Give every entry again, word for word.

= = = = =

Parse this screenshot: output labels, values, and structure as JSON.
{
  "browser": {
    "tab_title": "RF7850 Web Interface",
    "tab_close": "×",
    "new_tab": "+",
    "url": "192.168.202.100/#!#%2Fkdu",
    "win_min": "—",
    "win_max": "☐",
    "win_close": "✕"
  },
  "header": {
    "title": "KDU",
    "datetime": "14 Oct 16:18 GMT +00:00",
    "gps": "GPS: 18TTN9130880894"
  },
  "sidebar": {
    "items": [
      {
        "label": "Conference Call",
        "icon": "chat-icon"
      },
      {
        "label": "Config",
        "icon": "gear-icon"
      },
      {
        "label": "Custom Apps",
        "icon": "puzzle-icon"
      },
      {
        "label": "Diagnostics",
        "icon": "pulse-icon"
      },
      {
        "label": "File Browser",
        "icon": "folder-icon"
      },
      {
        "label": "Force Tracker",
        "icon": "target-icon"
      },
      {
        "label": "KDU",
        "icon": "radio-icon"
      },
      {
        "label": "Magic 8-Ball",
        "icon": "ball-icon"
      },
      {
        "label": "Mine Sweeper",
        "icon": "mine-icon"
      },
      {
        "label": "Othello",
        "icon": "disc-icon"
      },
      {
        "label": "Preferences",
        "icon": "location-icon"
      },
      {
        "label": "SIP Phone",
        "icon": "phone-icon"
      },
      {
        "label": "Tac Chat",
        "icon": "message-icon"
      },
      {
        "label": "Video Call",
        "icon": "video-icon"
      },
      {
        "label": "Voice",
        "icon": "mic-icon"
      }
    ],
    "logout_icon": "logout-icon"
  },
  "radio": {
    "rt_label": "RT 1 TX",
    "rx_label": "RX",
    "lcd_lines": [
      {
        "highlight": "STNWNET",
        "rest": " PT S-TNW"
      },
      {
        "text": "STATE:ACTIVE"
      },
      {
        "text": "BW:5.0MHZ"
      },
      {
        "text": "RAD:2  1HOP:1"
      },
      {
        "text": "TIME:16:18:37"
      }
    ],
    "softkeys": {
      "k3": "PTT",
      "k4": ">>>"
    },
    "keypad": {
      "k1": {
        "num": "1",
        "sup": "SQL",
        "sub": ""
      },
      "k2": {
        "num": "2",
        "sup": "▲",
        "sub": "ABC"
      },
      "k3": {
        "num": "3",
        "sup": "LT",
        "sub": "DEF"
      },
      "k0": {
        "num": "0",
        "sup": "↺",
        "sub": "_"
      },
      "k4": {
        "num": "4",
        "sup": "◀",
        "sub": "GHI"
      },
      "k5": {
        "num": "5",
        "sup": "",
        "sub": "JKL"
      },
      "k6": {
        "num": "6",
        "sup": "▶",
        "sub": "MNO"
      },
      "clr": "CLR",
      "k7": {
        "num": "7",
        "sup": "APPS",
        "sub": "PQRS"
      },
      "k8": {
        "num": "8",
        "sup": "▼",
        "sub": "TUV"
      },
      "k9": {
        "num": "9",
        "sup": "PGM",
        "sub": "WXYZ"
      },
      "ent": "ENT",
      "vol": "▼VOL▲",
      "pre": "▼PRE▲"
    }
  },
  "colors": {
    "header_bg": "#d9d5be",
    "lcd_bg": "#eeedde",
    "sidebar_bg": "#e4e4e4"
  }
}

= = = = =

Exercise solution:
Parse this screenshot: output labels, values, and structure as JSON.
{
  "browser": {
    "tab_title": "RF7850 Web Interface",
    "tab_close": "×",
    "new_tab": "+",
    "url": "192.168.202.100/#!#%2Fkdu",
    "win_min": "—",
    "win_max": "☐",
    "win_close": "✕"
  },
  "header": {
    "title": "KDU",
    "datetime": "14 Oct 16:18 GMT +00:00",
    "gps": "GPS: 18TTN9130880894"
  },
  "sidebar": {
    "items": [
      {
        "label": "Conference Call",
        "icon": "chat-icon"
      },
      {
        "label": "Config",
        "icon": "gear-icon"
      },
      {
        "label": "Custom Apps",
        "icon": "puzzle-icon"
      },
      {
        "label": "Diagnostics",
        "icon": "pulse-icon"
      },
      {
        "label": "File Browser",
        "icon": "folder-icon"
      },
      {
        "label": "Force Tracker",
        "icon": "target-icon"
      },
      {
        "label": "KDU",
        "icon": "radio-icon"
      },
      {
        "label": "Magic 8-Ball",
        "icon": "ball-icon"
      },
      {
        "label": "Mine Sweeper",
        "icon": "mine-icon"
      },
      {
        "label": "Othello",
        "icon": "disc-icon"
      },
      {
        "label": "Preferences",
        "icon": "location-icon"
      },
      {
        "label": "SIP Phone",
        "icon": "phone-icon"
      },
      {
        "label": "Tac Chat",
        "icon": "message-icon"
      },
      {
        "label": "Video Call",
        "icon": "video-icon"
      },
      {
        "label": "Voice",
        "icon": "mic-icon"
      }
    ],
    "logout_icon": "logout-icon"
  },
  "radio": {
    "rt_label": "RT 1 TX",
    "rx_label": "RX",
    "lcd_lines": [
      {
        "highlight": "STNWNET",
        "rest": " PT S-TNW"
      },
      {
        "text": "STATE:ACTIVE"
      },
      {
        "text": "BW:5.0MHZ"
      },
      {
        "text": "RAD:2  1HOP:1"
      },
      {
        "text": "TIME:16:18:37"
      }
    ],
    "softkeys": {
      "k3": "PTT",
      "k4": ">>>"
    },
    "keypad": {
      "k1": {
        "num": "1",
        "sup": "SQL",
        "sub": ""
      },
      "k2": {
        "num": "2",
        "sup": "▲",
        "sub": "ABC"
      },
      "k3": {
        "num": "3",
        "sup": "LT",
        "sub": "DEF"
      },
      "k0": {
        "num": "0",
        "sup": "↺",
        "sub": "_"
      },
      "k4": {
        "num": "4",
        "sup": "◀",
        "sub": "GHI"
      },
      "k5": {
        "num": "5",
        "sup": "",
        "sub": "JKL"
      },
      "k6": {
        "num": "6",
        "sup": "▶",
        "sub": "MNO"
      },
      "clr": "CLR",
      "k7": {
        "num": "7",
        "sup": "APPS",
        "sub": "PQRS"
      },
      "k8": {
        "num": "8",
        "sup": "▼",
        "sub": "TUV"
      },
      "k9": {
        "num": "9",
        "sup": "PGM",
        "sub": "WXYZ"
      },
      "ent": "ENT",
      "vol": "▼VOL▲",
      "pre": "▼PRE▲"
    }
  },
  "colors": {
    "header_bg": "#d9d5be",
    "lcd_bg": "#eeedde",
    "sidebar_bg": "#e4e4e4"
  }
}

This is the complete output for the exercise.